WHAT YOU WILL DO → Repeat all of the data precisely.

DATA SHOWN →

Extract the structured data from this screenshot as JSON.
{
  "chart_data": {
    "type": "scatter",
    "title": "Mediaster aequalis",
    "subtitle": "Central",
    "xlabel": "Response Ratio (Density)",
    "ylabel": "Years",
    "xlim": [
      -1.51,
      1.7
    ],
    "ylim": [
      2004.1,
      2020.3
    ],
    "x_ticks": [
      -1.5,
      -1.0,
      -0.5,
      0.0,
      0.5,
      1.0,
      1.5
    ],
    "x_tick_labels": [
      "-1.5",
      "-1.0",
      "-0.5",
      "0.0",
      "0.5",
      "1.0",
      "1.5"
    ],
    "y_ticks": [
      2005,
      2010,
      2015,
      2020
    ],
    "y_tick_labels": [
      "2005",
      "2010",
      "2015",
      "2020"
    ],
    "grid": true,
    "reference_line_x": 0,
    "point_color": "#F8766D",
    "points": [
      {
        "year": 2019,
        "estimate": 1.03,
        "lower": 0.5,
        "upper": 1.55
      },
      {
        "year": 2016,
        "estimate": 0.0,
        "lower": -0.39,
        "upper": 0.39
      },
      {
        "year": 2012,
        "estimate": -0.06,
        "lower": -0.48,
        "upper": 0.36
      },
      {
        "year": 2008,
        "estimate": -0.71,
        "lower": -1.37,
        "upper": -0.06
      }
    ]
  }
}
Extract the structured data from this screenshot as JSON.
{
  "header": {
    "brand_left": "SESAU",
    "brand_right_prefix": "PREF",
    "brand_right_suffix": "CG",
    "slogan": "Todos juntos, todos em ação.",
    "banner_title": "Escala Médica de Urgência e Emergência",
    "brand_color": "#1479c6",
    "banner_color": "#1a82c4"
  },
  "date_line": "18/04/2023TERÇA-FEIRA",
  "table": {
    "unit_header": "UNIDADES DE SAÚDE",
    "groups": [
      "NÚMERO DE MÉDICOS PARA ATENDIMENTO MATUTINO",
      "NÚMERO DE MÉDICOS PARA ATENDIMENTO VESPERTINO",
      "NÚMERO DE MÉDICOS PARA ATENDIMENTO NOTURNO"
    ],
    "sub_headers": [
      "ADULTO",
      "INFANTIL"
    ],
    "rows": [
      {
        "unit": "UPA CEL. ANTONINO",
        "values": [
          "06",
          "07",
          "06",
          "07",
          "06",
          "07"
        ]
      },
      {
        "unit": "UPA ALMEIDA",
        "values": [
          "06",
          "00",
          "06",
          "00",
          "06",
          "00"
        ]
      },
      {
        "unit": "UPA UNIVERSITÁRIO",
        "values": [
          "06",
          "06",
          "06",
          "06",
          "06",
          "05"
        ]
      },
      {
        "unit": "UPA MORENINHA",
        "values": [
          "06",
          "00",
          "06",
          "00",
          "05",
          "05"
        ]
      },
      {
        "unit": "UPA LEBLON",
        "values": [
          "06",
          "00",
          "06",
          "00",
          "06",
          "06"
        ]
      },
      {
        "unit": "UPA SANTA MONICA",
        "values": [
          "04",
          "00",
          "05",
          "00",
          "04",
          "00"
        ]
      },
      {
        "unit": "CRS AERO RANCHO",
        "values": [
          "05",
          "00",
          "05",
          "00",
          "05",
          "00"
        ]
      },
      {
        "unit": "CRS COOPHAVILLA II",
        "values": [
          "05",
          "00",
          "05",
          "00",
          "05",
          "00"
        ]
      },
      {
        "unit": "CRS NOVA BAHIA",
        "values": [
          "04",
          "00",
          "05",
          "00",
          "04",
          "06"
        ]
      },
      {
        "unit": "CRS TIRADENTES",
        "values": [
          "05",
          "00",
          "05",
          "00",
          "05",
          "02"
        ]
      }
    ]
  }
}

FINAL ANSWER →
Extract the structured data from this screenshot as JSON.
{
  "chart_data": {
    "type": "scatter",
    "title": "Mediaster aequalis",
    "subtitle": "Central",
    "xlabel": "Response Ratio (Density)",
    "ylabel": "Years",
    "xlim": [
      -1.51,
      1.7
    ],
    "ylim": [
      2004.1,
      2020.3
    ],
    "x_ticks": [
      -1.5,
      -1.0,
      -0.5,
      0.0,
      0.5,
      1.0,
      1.5
    ],
    "x_tick_labels": [
      "-1.5",
      "-1.0",
      "-0.5",
      "0.0",
      "0.5",
      "1.0",
      "1.5"
    ],
    "y_ticks": [
      2005,
      2010,
      2015,
      2020
    ],
    "y_tick_labels": [
      "2005",
      "2010",
      "2015",
      "2020"
    ],
    "grid": true,
    "reference_line_x": 0,
    "point_color": "#F8766D",
    "points": [
      {
        "year": 2019,
        "estimate": 1.03,
        "lower": 0.5,
        "upper": 1.55
      },
      {
        "year": 2016,
        "estimate": 0.0,
        "lower": -0.39,
        "upper": 0.39
      },
      {
        "year": 2012,
        "estimate": -0.06,
        "lower": -0.48,
        "upper": 0.36
      },
      {
        "year": 2008,
        "estimate": -0.71,
        "lower": -1.37,
        "upper": -0.06
      }
    ]
  }
}
Extract the structured data from this screenshot as JSON.
{
  "header": {
    "brand_left": "SESAU",
    "brand_right_prefix": "PREF",
    "brand_right_suffix": "CG",
    "slogan": "Todos juntos, todos em ação.",
    "banner_title": "Escala Médica de Urgência e Emergência",
    "brand_color": "#1479c6",
    "banner_color": "#1a82c4"
  },
  "date_line": "18/04/2023TERÇA-FEIRA",
  "table": {
    "unit_header": "UNIDADES DE SAÚDE",
    "groups": [
      "NÚMERO DE MÉDICOS PARA ATENDIMENTO MATUTINO",
      "NÚMERO DE MÉDICOS PARA ATENDIMENTO VESPERTINO",
      "NÚMERO DE MÉDICOS PARA ATENDIMENTO NOTURNO"
    ],
    "sub_headers": [
      "ADULTO",
      "INFANTIL"
    ],
    "rows": [
      {
        "unit": "UPA CEL. ANTONINO",
        "values": [
          "06",
          "07",
          "06",
          "07",
          "06",
          "07"
        ]
      },
      {
        "unit": "UPA ALMEIDA",
        "values": [
          "06",
          "00",
          "06",
          "00",
          "06",
          "00"
        ]
      },
      {
        "unit": "UPA UNIVERSITÁRIO",
        "values": [
          "06",
          "06",
          "06",
          "06",
          "06",
          "05"
        ]
      },
      {
        "unit": "UPA MORENINHA",
        "values": [
          "06",
          "00",
          "06",
          "00",
          "05",
          "05"
        ]
      },
      {
        "unit": "UPA LEBLON",
        "values": [
          "06",
          "00",
          "06",
          "00",
          "06",
          "06"
        ]
      },
      {
        "unit": "UPA SANTA MONICA",
        "values": [
          "04",
          "00",
          "05",
          "00",
          "04",
          "00"
        ]
      },
      {
        "unit": "CRS AERO RANCHO",
        "values": [
          "05",
          "00",
          "05",
          "00",
          "05",
          "00"
        ]
      },
      {
        "unit": "CRS COOPHAVILLA II",
        "values": [
          "05",
          "00",
          "05",
          "00",
          "05",
          "00"
        ]
      },
      {
        "unit": "CRS NOVA BAHIA",
        "values": [
          "04",
          "00",
          "05",
          "00",
          "04",
          "06"
        ]
      },
      {
        "unit": "CRS TIRADENTES",
        "values": [
          "05",
          "00",
          "05",
          "00",
          "05",
          "02"
        ]
      }
    ]
  }
}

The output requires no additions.